» **ОТРЫВОК**
◇ ◇ ◇ ◇ ◇
Виктор Алкснис: Не хочу касаться. Вы знаете, что я оппонент Путина, я критикую его постоянно, регулярно еще с 2000 года. Сейчас меня Путин не интересует.
Михаил Соколов: Зато нас интересует.
Как раз сегодня в эти дни задается вопрос: кто все-таки победил, если смотреть с длинной дистанции: ГКЧП, его идеи имперские контроля за всем, чекистские или все-таки что-то реформаторы смогли отстоять.
Наш корреспондент Мумин Шакиров сегодня пообщался с участниками отмечаний событий. Что говорят люди, которые верят в демократические ценности.
Ваш браузер не поддерживает HTML5
Михаил Шнейдер: Есть те, которые говорят, что ГКЧП победил, я отношусь к этому числу людей. Есть люди, которые считают, что ГКЧП не победил, а это был естественный результат развития событий за 26 лет.
Светлана Островская: ГКЧП победил. Чекистам нужна была люстрация, десоветизация. Люстрации проведено не было, в результате ползучая контрреволюция победила.
◇ ◇ ◇ ◇ ◇
(Строки)
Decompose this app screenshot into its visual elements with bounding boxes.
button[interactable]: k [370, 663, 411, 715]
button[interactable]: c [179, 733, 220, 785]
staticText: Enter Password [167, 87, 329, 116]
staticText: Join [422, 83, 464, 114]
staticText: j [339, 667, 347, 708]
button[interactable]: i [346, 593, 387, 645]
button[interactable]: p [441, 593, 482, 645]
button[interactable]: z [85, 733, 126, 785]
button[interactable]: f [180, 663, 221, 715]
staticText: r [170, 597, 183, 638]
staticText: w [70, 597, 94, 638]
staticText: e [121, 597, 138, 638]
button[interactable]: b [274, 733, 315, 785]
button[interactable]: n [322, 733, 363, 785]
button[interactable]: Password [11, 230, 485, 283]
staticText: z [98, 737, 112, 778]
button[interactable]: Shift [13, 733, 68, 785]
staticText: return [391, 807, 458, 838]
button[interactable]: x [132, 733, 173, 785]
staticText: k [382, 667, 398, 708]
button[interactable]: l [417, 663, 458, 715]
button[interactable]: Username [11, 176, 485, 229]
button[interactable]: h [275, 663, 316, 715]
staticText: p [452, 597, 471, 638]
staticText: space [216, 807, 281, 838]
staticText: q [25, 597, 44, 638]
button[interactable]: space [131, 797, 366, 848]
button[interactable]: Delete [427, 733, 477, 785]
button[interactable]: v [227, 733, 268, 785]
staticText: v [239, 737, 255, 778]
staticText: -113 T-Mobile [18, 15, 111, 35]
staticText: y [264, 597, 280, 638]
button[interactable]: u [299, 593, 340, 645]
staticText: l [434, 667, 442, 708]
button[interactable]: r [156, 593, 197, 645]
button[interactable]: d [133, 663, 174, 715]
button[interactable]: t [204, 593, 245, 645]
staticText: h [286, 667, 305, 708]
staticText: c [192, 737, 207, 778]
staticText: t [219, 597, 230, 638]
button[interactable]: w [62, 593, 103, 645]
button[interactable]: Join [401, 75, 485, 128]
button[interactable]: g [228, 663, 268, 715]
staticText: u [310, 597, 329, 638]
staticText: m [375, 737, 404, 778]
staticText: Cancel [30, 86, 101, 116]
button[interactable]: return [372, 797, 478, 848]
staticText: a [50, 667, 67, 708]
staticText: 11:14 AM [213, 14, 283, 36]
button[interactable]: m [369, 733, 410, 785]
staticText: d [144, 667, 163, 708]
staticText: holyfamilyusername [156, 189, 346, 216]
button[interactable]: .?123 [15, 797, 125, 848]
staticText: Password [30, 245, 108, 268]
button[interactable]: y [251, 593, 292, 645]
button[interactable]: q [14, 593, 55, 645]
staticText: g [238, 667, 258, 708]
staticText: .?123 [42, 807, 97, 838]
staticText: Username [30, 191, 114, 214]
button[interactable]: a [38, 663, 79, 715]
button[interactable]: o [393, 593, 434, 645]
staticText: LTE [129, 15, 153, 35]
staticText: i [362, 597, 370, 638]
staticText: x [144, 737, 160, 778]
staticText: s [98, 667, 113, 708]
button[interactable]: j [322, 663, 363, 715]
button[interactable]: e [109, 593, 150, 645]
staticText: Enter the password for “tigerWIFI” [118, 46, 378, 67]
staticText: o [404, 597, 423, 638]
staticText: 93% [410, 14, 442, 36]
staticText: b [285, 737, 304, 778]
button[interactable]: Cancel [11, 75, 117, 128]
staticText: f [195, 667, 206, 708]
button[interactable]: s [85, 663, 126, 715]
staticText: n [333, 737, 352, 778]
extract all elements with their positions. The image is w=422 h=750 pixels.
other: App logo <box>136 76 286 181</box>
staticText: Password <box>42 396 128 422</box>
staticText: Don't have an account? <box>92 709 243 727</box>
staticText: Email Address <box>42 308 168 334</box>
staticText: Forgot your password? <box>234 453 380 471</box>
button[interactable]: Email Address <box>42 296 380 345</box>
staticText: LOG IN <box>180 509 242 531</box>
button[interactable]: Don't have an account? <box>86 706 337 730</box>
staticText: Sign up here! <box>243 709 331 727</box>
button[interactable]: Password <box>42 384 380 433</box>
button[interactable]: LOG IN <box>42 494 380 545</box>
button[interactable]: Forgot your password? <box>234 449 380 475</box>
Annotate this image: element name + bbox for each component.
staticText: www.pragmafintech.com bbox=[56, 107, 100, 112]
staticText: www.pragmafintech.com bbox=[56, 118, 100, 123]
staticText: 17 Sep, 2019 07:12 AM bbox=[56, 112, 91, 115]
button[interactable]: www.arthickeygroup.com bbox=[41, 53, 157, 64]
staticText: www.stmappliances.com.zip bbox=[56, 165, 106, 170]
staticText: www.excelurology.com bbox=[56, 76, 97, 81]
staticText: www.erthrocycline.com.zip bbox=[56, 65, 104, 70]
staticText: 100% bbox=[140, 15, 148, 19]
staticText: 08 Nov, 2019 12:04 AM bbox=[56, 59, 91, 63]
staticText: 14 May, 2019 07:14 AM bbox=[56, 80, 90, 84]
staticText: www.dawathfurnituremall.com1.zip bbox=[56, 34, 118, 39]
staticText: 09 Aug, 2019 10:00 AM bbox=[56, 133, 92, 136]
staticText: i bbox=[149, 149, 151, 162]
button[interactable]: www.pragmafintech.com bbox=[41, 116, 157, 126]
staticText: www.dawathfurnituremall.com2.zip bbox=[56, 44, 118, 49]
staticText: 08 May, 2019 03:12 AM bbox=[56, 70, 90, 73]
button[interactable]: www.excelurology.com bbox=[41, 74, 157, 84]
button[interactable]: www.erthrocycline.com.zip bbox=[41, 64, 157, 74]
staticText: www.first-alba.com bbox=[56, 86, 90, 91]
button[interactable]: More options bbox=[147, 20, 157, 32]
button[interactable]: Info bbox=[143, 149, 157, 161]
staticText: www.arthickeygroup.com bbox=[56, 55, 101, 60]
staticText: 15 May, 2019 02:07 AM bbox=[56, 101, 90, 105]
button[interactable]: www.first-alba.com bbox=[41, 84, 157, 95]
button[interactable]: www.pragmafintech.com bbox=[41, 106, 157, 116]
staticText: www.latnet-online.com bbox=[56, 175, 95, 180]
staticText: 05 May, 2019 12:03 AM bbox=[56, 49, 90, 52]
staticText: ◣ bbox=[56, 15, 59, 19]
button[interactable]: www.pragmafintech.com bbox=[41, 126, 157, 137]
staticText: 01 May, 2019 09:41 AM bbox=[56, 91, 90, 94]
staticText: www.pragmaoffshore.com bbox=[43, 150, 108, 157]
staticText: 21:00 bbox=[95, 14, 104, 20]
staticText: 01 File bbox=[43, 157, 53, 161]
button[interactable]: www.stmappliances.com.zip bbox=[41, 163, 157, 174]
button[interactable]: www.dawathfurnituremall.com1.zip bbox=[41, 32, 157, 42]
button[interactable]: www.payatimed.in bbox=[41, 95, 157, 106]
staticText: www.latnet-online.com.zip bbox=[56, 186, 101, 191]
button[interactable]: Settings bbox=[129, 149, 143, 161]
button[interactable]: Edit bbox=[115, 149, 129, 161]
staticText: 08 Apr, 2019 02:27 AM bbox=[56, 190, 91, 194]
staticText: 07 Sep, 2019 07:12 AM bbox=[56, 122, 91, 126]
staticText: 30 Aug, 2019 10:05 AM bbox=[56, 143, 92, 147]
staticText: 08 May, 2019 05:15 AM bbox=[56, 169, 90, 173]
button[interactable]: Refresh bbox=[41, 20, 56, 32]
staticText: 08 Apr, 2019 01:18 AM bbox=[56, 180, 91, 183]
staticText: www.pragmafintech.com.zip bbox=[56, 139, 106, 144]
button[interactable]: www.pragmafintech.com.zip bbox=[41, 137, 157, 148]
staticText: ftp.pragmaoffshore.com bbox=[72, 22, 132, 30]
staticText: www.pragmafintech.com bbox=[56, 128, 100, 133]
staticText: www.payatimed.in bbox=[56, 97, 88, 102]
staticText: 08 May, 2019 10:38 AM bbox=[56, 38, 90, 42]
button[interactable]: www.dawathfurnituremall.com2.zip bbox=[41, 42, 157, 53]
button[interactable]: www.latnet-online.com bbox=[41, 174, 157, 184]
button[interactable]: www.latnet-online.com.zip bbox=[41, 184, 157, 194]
◇ ◇ ◇ ◇ ◇
» **ЗАДАНИЯ**
1. С какого года, согласно отрывку о ГКЧП, Виктор Алкснис регулярно критикует Путина?
2. Продолжите отрывок о ГКЧП с того места, где он заканчивается.
Строки никак не связаны с отрывком.

» **ОТВЕТЫ К ЗАДАНИЯМ**
1. С 2000 года.

2.
Михаил Кирцер: Нельзя сказать, что демократам после 1991 года ничего не удалось. Удалось далеко не все, но очень многое. Например, удалось отколоть от Орды Украину, она откололась от этой ледяной пустыни, населенной рабами, и начала развиваться как европейское государство.
Владимир Гуляев: Реально в той стране, которая кончилась здесь в августе 1991-го, такое интервью было невозможно, только какие-то эксцессы. Сейчас вполне нормально, мы говорим, что хотим, мы не кидаемся душить с господином друг друга. Я вижу, у него лента украинских цветов, я могу надеть ленты хоть российских, хоть имперских цветов, мне за это ничего не будет.
Михаил Кригер: Может быть потому, что эта свобода в 1991 году нам далась слишком легко, может быть поэтому мы не ценим. Если бы мы за нее хорошенько подрались, пролили немалую кровь, может быть тогда мы бы ее оценили. Что называется, деньги, найденные на улице, которые ценишь не очень, бог дал, бог взял, как говорится.Дарья Гармоненко: В 1991 году оставили в покое КГБ, оставили в покое Коммунистическую партию. Даже сталинизм не осудили. И самое главное, не сделали запрет на профессию для чекистов, кагэбэшников, которые диссидентов арестовывали. Они все сперва хлынули в бизнес, потом во власть.
Михаил Соколов: Давайте теперь поговорим о последствиях этих событий, что они дали России.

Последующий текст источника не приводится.